## [Recorded information]
————

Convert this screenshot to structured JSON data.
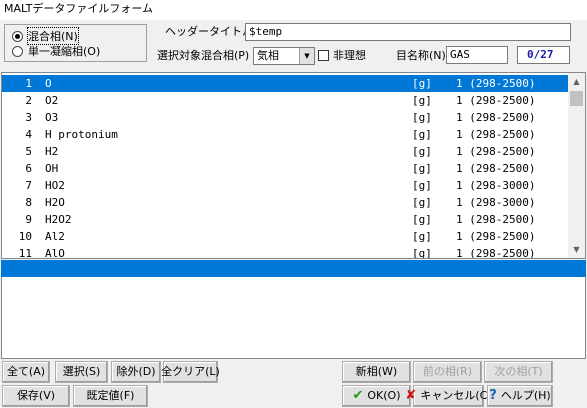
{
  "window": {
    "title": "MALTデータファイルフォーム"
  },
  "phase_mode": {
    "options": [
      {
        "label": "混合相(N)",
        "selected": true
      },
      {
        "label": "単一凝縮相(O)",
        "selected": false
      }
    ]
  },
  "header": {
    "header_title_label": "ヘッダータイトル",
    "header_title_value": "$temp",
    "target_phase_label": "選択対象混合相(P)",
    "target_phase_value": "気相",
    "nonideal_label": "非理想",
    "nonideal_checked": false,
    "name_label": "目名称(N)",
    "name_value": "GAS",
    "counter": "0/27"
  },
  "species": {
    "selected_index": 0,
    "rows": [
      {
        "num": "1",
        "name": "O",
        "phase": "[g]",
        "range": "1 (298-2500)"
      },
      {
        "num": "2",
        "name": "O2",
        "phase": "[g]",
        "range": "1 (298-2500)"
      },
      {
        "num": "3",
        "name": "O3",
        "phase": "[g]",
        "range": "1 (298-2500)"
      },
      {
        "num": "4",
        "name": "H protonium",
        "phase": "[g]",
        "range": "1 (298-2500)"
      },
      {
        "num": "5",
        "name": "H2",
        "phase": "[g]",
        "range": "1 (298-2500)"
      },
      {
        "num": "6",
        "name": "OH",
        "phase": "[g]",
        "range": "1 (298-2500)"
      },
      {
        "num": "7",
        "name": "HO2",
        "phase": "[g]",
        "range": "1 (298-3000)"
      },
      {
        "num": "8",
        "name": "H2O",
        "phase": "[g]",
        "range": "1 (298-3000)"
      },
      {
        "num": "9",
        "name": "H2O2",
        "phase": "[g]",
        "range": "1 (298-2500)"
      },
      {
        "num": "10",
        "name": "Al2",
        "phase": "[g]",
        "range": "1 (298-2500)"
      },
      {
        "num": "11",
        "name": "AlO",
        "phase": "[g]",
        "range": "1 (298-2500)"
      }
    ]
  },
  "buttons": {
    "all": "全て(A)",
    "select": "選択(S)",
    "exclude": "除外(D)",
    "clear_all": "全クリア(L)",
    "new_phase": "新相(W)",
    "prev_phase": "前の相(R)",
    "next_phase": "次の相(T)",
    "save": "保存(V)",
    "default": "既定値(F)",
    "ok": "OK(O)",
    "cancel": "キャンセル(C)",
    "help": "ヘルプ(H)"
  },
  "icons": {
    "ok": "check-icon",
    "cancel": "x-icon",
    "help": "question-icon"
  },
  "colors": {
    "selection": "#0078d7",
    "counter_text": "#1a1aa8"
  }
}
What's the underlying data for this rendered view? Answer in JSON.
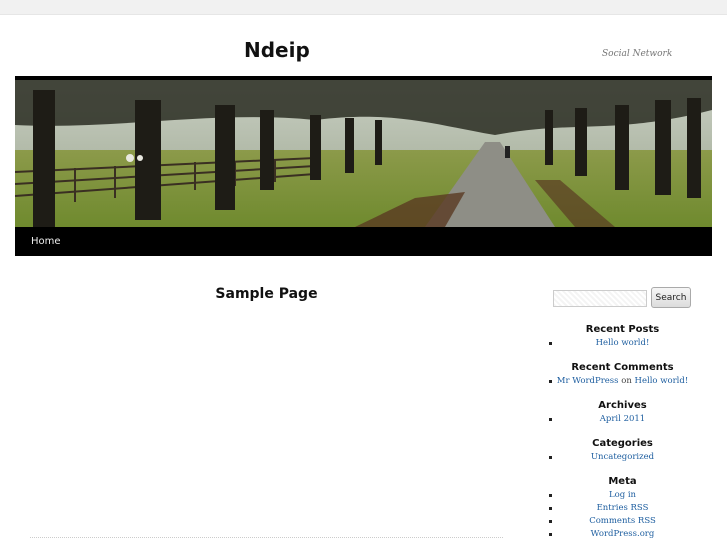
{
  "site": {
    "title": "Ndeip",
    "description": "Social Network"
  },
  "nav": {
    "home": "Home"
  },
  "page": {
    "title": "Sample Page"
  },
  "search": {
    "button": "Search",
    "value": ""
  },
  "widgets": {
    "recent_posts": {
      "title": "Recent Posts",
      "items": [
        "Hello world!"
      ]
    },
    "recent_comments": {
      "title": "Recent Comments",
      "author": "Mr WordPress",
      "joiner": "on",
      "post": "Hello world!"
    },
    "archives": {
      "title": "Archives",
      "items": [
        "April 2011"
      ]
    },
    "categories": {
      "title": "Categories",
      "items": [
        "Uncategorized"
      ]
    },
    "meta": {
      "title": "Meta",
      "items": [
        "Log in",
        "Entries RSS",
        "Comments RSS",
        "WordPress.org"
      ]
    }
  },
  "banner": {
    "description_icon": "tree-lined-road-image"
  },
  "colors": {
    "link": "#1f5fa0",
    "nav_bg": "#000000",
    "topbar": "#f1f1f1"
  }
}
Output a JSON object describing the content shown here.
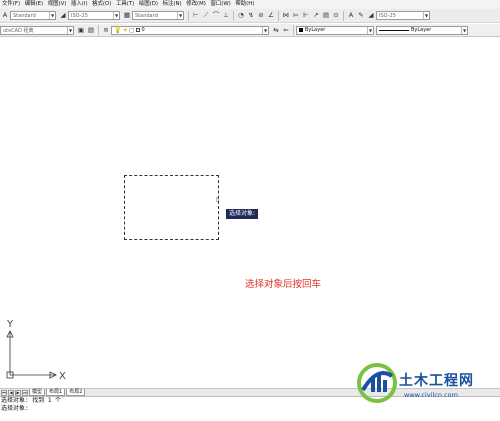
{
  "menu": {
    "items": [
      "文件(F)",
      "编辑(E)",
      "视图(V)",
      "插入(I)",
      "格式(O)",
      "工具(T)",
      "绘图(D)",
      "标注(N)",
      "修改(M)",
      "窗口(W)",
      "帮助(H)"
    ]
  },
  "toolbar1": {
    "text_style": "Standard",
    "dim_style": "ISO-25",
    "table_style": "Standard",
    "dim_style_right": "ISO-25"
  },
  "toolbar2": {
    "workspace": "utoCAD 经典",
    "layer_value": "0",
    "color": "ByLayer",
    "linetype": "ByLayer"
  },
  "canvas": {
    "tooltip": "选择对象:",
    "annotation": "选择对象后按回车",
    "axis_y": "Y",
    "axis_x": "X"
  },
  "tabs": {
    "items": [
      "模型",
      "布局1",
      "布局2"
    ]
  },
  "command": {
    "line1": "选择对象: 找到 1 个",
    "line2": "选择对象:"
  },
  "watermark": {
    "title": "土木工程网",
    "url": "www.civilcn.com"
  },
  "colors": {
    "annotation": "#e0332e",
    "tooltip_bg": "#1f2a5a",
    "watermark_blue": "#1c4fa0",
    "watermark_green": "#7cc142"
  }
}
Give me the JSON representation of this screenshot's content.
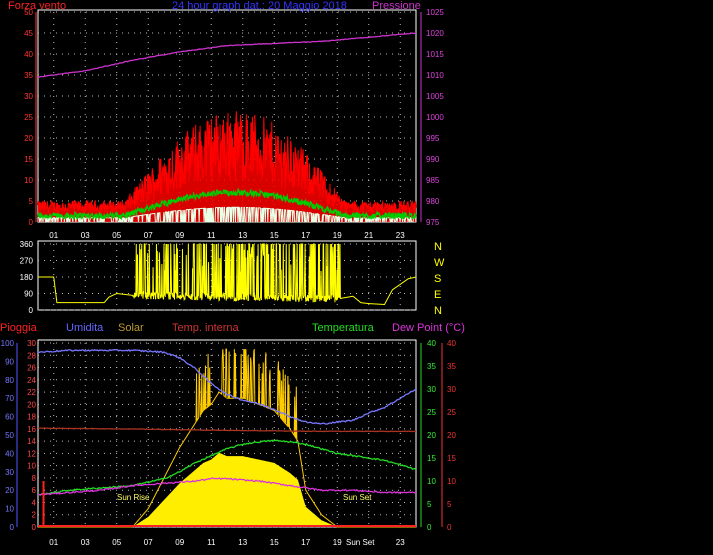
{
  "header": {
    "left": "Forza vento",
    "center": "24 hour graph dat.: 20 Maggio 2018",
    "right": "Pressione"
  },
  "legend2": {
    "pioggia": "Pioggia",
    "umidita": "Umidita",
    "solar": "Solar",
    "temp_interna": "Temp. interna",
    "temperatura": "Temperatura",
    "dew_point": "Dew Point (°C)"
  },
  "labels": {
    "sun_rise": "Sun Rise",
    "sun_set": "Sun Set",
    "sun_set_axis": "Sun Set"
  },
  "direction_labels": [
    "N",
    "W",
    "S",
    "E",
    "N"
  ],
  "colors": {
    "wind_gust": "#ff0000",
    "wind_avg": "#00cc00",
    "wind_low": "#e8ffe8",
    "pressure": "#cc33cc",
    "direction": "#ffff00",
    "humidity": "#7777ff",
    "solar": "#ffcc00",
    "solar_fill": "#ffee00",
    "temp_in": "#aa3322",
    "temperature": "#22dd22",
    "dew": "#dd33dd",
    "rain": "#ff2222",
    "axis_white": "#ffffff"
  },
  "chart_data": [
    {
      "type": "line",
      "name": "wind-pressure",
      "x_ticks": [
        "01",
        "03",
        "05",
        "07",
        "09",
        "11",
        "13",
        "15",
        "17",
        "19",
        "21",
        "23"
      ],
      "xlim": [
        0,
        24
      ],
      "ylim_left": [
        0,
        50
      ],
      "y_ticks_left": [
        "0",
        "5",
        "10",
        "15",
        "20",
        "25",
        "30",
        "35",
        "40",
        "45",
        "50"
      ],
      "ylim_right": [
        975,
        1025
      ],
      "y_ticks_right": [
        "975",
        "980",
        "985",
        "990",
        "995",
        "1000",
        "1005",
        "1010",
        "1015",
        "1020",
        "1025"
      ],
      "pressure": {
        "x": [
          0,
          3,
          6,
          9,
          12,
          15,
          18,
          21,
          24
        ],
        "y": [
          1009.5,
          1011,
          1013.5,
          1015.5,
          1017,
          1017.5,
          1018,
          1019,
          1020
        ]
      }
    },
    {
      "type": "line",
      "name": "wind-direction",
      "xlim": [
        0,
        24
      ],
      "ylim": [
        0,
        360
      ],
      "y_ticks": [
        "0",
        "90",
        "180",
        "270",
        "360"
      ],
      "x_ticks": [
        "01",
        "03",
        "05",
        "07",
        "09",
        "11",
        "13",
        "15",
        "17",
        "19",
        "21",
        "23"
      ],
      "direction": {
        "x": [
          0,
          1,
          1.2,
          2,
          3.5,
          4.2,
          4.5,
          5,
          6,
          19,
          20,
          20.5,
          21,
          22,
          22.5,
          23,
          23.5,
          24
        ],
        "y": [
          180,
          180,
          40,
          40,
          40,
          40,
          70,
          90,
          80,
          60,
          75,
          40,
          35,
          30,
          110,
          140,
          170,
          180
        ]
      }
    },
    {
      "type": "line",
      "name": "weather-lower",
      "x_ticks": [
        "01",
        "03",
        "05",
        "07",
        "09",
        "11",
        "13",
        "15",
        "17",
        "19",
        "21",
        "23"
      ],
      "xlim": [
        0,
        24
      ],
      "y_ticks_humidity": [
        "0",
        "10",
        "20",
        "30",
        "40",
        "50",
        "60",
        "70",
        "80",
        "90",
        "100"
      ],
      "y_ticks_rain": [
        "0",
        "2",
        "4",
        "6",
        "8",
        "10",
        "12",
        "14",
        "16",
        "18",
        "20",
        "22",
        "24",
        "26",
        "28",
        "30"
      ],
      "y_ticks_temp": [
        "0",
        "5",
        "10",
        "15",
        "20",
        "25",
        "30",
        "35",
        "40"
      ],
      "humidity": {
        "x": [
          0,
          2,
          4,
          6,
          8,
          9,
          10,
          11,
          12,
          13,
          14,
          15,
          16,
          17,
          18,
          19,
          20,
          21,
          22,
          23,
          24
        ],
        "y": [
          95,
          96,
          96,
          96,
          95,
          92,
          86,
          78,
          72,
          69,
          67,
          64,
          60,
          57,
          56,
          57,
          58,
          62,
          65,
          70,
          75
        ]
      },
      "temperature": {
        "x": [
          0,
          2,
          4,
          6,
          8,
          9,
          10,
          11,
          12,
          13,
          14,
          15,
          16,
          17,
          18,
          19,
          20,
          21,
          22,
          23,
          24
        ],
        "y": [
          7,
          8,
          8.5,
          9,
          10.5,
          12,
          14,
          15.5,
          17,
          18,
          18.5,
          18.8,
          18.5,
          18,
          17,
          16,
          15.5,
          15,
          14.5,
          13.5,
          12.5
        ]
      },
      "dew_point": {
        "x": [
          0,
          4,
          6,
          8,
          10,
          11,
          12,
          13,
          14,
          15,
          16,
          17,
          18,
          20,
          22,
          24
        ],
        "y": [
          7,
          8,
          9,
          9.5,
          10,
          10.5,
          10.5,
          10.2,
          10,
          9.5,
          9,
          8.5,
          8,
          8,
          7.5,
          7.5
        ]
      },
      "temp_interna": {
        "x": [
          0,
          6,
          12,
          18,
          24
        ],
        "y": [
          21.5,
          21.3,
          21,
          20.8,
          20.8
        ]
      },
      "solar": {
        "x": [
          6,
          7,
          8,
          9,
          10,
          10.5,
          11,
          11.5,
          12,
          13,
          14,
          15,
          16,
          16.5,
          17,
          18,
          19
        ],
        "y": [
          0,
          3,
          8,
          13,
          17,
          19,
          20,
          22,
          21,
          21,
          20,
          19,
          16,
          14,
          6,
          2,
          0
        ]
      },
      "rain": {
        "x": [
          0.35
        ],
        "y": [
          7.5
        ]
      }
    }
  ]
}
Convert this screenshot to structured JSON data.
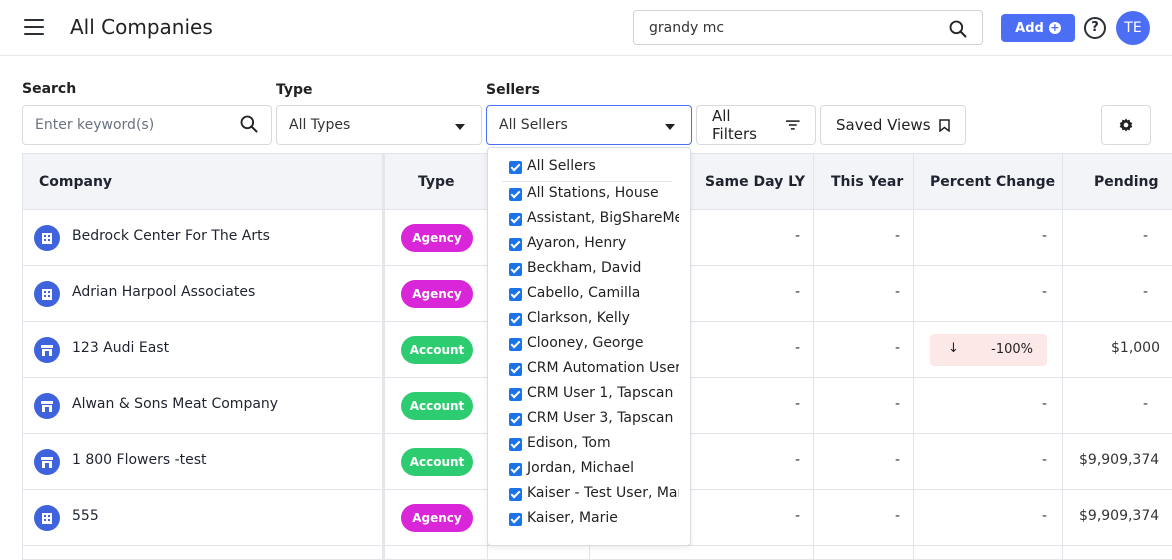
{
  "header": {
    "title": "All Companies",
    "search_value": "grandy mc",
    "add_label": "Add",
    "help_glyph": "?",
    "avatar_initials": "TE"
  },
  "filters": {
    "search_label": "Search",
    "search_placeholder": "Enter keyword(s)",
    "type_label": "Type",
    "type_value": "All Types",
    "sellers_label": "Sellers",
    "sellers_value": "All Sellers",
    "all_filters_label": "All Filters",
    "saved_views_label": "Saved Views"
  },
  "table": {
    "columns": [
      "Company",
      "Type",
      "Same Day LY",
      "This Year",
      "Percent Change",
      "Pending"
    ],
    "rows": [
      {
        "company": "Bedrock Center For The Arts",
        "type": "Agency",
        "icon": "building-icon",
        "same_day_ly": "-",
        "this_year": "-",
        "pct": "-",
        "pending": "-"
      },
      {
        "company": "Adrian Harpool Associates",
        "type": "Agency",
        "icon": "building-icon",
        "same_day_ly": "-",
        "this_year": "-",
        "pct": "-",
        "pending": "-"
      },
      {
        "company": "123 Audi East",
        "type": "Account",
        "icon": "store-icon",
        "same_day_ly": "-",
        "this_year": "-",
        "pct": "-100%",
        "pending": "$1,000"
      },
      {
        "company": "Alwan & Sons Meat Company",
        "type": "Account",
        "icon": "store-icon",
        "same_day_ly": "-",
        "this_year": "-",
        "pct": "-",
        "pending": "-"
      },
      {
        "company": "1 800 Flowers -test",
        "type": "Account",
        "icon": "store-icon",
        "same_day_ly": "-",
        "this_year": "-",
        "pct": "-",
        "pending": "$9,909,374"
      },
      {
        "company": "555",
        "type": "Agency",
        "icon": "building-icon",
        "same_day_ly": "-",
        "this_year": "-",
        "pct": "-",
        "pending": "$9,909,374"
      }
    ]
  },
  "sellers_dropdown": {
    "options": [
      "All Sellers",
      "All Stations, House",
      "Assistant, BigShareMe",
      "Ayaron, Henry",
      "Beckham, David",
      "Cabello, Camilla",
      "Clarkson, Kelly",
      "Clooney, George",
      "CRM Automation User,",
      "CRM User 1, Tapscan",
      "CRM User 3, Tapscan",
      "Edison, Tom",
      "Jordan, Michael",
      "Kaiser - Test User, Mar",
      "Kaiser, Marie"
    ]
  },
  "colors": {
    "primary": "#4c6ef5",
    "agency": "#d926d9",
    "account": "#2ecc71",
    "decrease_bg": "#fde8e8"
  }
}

————

## [Goal]
Pick out the lines above that hold the string "Standard" and show them.

## [Worked answer]
    "text_style": "Standard",
    "table_style": "Standard",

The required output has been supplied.